┌──

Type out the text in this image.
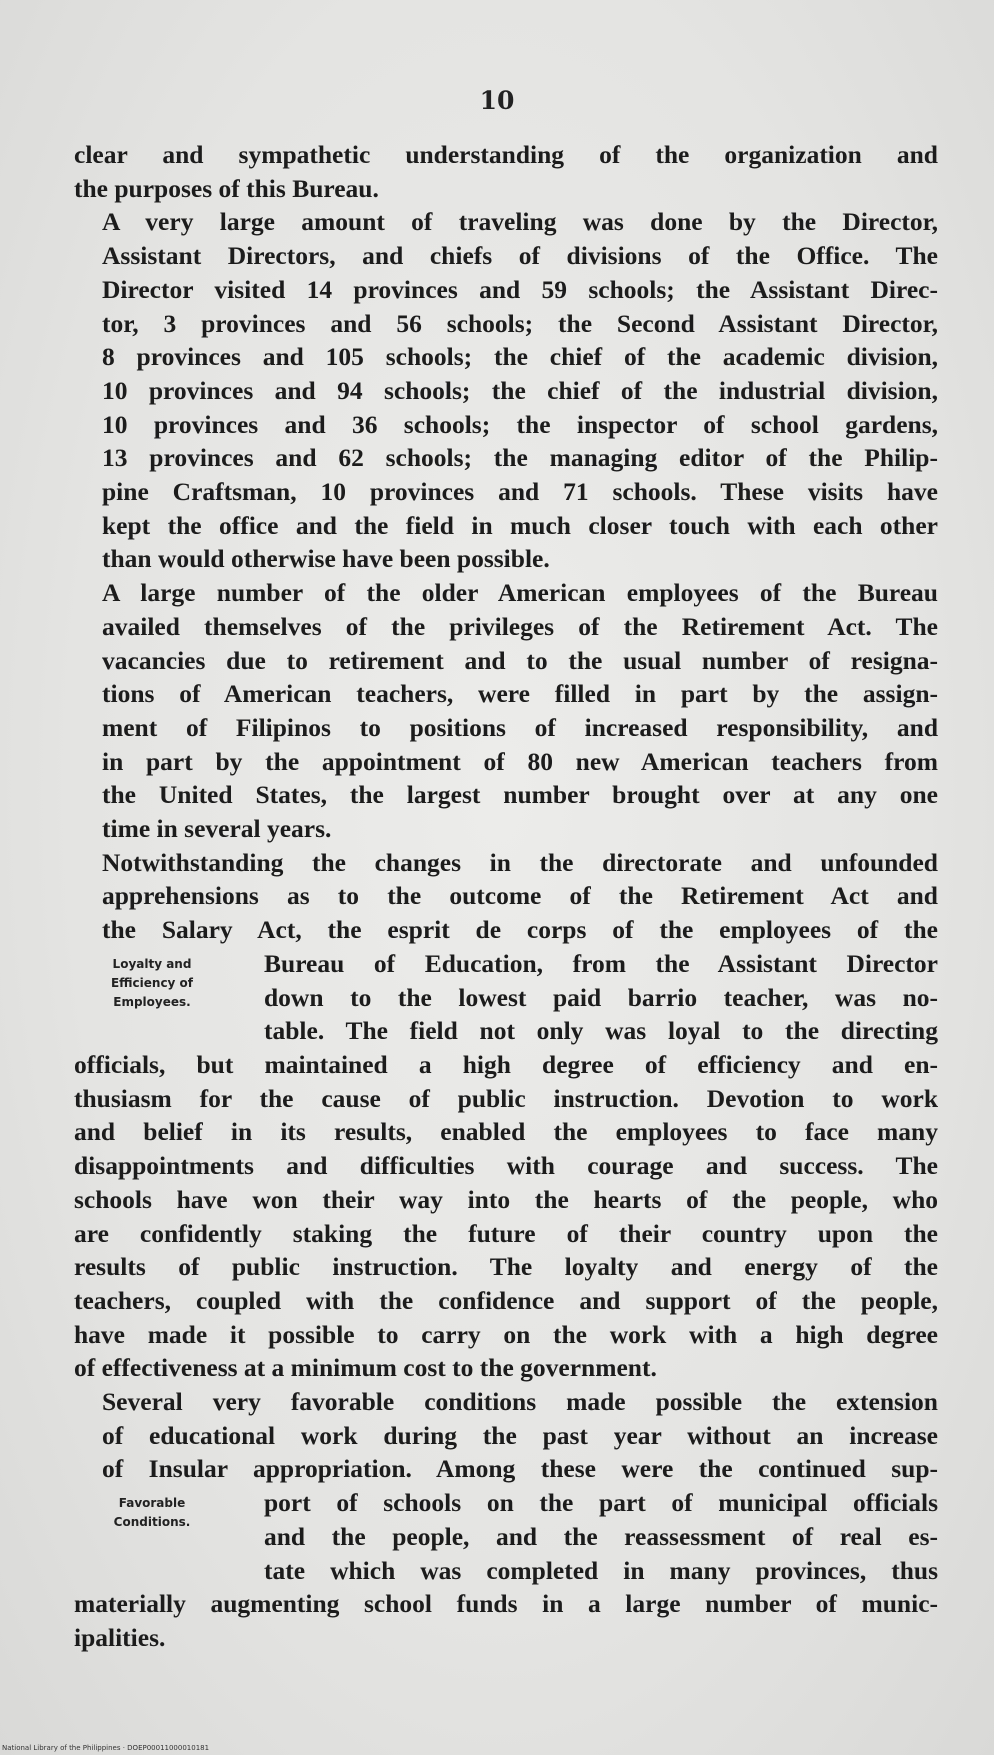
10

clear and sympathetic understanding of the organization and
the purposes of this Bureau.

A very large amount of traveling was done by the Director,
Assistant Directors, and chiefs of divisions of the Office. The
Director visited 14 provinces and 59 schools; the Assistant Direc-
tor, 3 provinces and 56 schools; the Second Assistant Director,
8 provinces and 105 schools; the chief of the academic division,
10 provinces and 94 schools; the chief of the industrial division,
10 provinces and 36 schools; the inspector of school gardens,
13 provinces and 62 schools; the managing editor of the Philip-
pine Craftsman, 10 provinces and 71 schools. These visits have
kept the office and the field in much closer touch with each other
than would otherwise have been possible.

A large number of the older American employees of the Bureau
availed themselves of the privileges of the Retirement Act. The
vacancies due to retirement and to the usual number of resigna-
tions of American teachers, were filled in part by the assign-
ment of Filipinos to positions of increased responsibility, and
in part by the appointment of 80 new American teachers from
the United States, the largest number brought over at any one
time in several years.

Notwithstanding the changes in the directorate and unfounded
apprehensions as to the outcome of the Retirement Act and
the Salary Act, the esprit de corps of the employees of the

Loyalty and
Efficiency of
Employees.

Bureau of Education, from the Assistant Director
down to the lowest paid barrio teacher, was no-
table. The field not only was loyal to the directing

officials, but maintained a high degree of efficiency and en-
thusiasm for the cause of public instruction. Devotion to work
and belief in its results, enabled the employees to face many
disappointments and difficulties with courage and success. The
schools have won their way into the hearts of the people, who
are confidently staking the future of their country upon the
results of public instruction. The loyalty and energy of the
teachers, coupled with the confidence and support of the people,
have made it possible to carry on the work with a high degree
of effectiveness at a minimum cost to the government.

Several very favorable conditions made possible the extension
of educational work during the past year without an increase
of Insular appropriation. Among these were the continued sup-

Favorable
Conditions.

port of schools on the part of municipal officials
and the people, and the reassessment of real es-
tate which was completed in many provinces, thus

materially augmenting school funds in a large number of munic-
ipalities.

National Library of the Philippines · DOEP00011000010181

└──
┌──

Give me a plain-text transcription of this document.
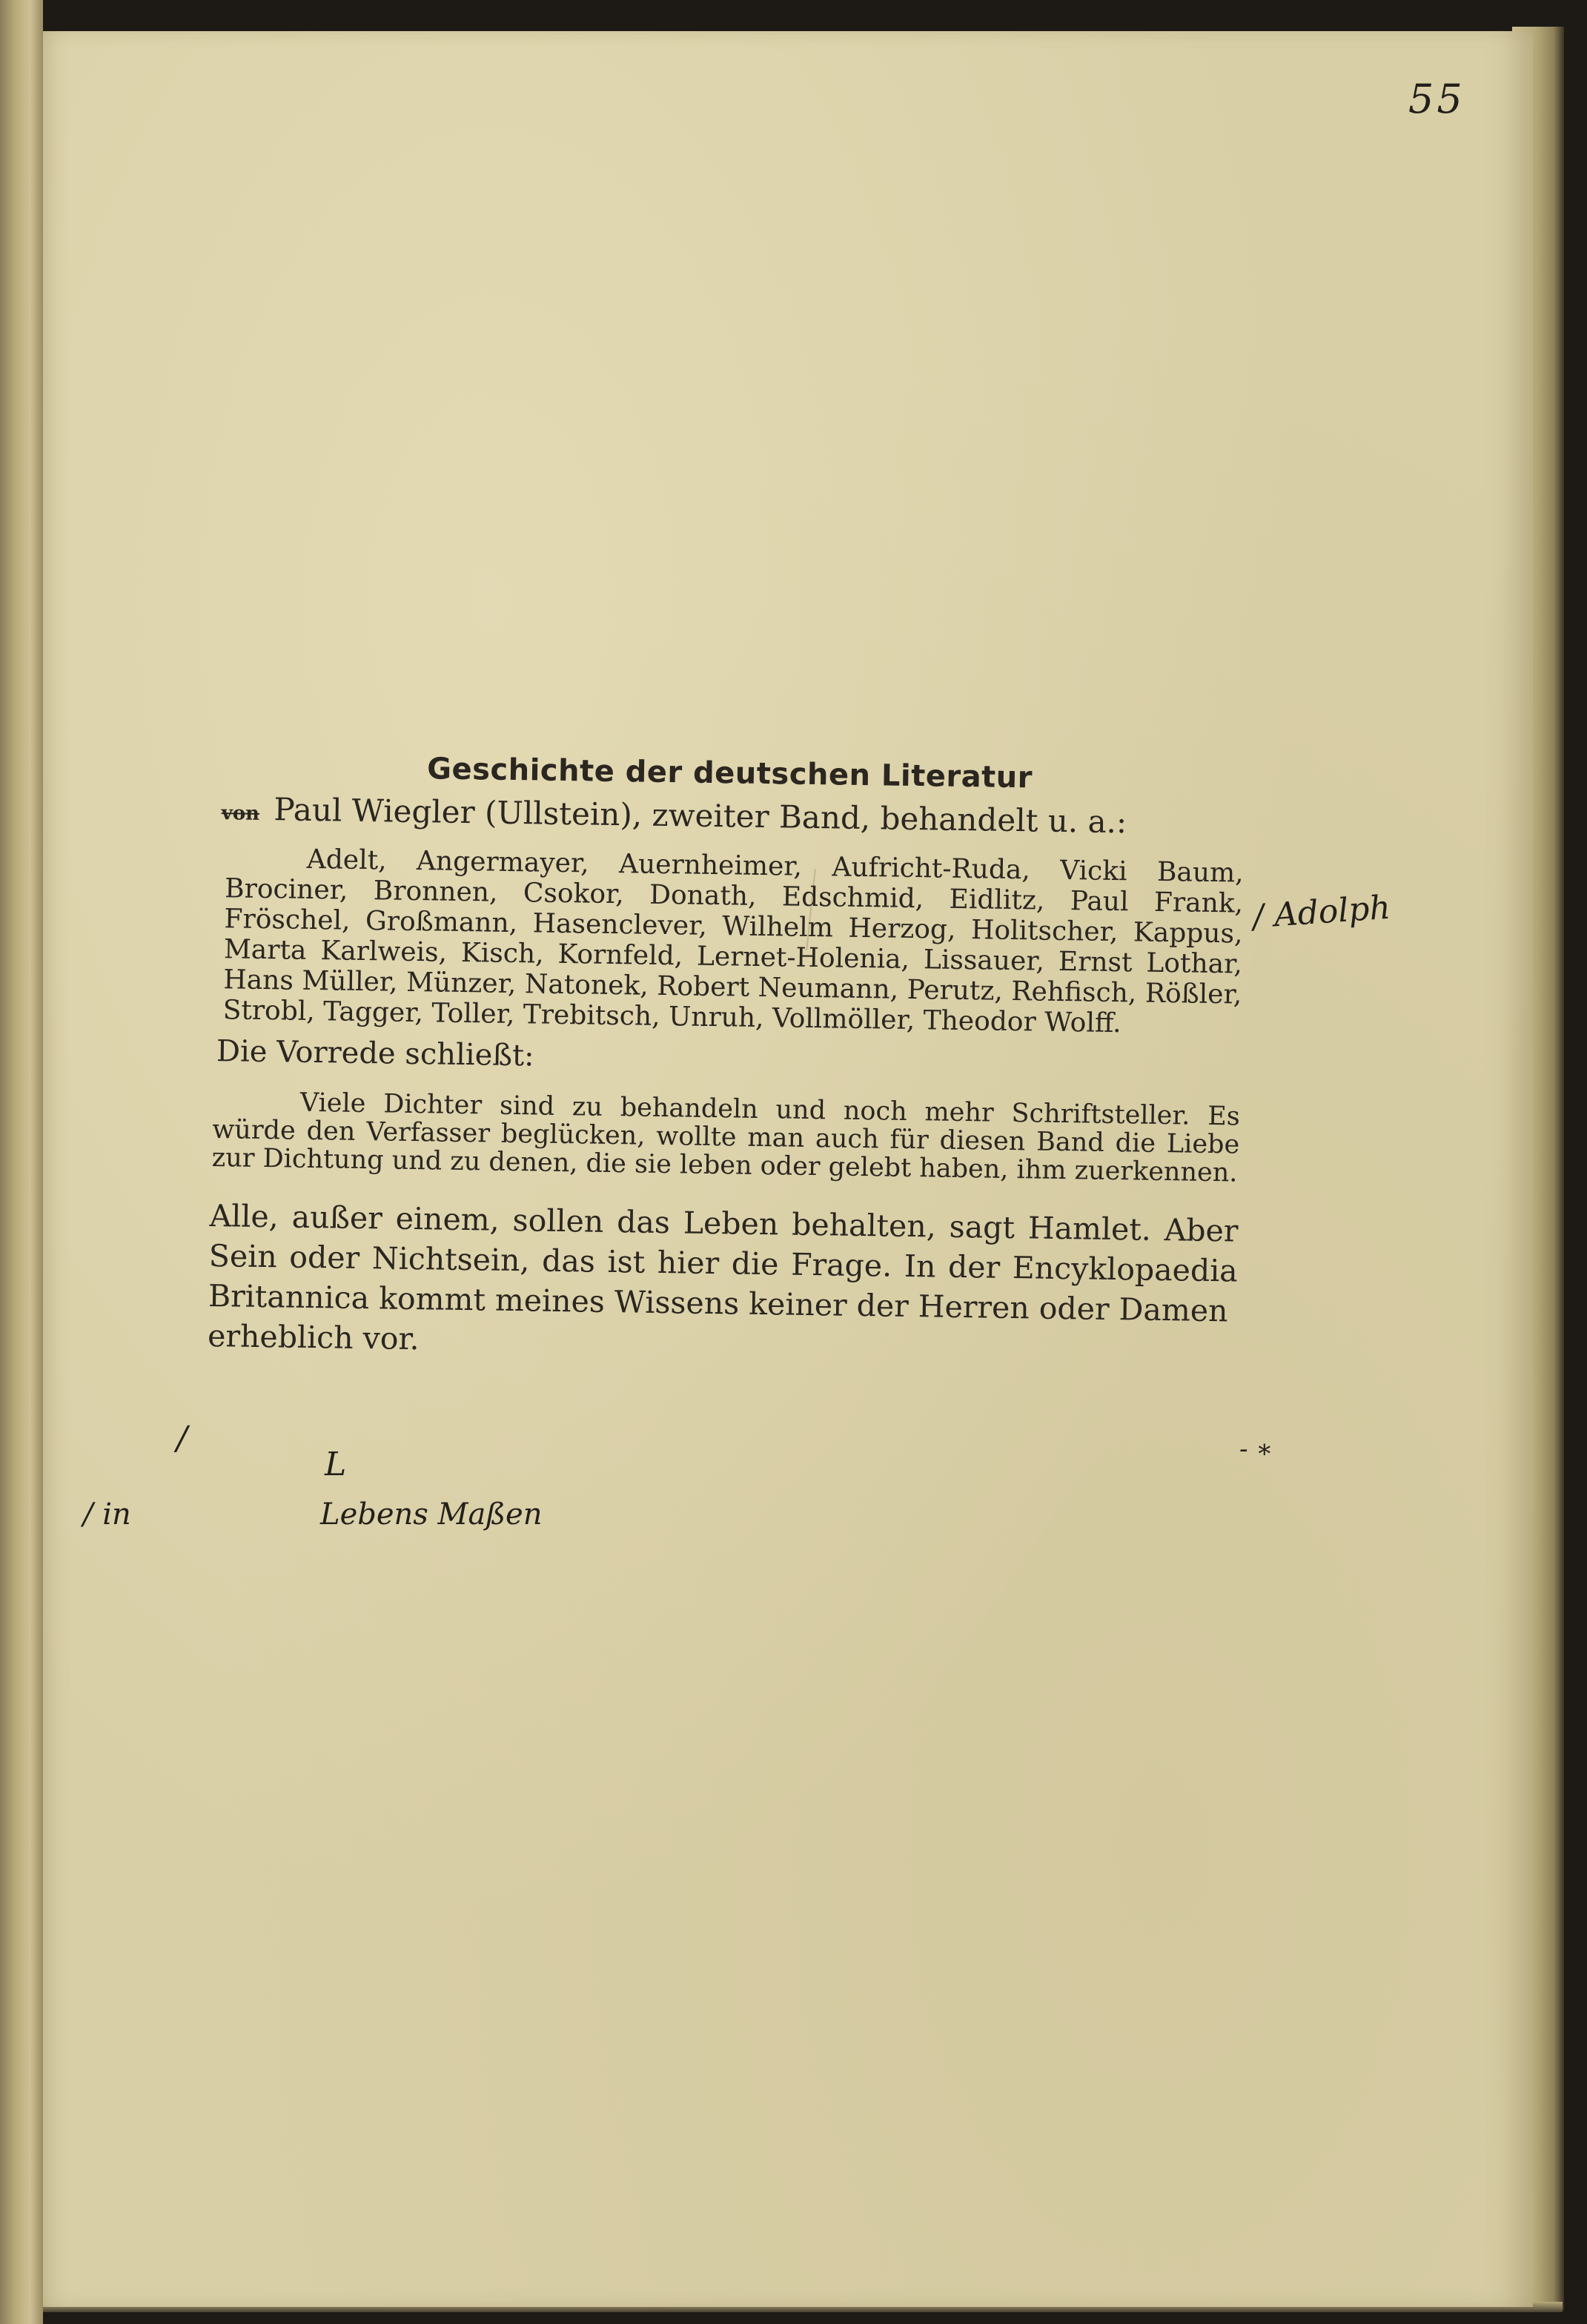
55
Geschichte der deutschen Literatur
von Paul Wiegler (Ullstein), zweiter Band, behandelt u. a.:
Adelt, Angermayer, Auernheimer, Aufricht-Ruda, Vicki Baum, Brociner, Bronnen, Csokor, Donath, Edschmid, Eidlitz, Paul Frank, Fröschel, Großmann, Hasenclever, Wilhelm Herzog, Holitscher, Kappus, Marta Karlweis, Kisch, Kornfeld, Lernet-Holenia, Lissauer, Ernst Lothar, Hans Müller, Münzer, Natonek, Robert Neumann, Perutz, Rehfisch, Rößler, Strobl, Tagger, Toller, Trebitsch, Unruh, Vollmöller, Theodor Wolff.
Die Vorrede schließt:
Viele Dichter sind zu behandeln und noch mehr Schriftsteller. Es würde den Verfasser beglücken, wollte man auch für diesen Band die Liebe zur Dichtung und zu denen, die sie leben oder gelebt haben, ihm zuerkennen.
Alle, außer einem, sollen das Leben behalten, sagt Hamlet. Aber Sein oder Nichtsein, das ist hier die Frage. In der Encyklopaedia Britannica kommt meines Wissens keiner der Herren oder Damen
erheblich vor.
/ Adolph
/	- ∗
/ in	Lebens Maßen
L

└──

▸ **What the task requires**
Copy out all lines above that include the string "number".

▸ **Answer**
A large number of the older American employees of the Bureau
vacancies due to retirement and to the usual number of resigna-
the United States, the largest number brought over at any one
materially augmenting school funds in a large number of munic-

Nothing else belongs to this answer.